* Begin *
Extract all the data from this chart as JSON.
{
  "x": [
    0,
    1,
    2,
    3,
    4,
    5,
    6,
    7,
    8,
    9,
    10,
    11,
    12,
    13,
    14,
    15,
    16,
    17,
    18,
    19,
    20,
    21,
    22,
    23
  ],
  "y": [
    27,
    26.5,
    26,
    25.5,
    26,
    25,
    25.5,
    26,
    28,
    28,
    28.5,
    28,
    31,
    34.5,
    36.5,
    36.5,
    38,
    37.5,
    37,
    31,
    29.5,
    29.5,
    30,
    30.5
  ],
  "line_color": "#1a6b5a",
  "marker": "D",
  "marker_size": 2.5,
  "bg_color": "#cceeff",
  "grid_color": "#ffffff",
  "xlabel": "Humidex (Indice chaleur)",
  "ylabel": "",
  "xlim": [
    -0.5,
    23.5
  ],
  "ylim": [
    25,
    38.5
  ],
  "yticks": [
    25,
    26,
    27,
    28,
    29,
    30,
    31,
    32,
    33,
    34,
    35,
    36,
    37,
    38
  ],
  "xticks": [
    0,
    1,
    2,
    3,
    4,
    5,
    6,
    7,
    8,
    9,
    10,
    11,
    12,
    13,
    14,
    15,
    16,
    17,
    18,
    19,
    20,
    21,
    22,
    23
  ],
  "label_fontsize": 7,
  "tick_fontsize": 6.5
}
* End *
Your task is to quote all of the data word for word.

Extract all the data from this chart as JSON.
{
  "x": [
    0,
    1,
    2,
    3,
    4,
    5,
    6,
    7,
    8,
    9,
    10,
    11,
    12,
    13,
    14,
    15,
    16,
    17,
    18,
    19,
    20,
    21,
    22,
    23
  ],
  "y": [
    27,
    26.5,
    26,
    25.5,
    26,
    25,
    25.5,
    26,
    28,
    28,
    28.5,
    28,
    31,
    34.5,
    36.5,
    36.5,
    38,
    37.5,
    37,
    31,
    29.5,
    29.5,
    30,
    30.5
  ],
  "line_color": "#1a6b5a",
  "marker": "D",
  "marker_size": 2.5,
  "bg_color": "#cceeff",
  "grid_color": "#ffffff",
  "xlabel": "Humidex (Indice chaleur)",
  "ylabel": "",
  "xlim": [
    -0.5,
    23.5
  ],
  "ylim": [
    25,
    38.5
  ],
  "yticks": [
    25,
    26,
    27,
    28,
    29,
    30,
    31,
    32,
    33,
    34,
    35,
    36,
    37,
    38
  ],
  "xticks": [
    0,
    1,
    2,
    3,
    4,
    5,
    6,
    7,
    8,
    9,
    10,
    11,
    12,
    13,
    14,
    15,
    16,
    17,
    18,
    19,
    20,
    21,
    22,
    23
  ],
  "label_fontsize": 7,
  "tick_fontsize": 6.5
}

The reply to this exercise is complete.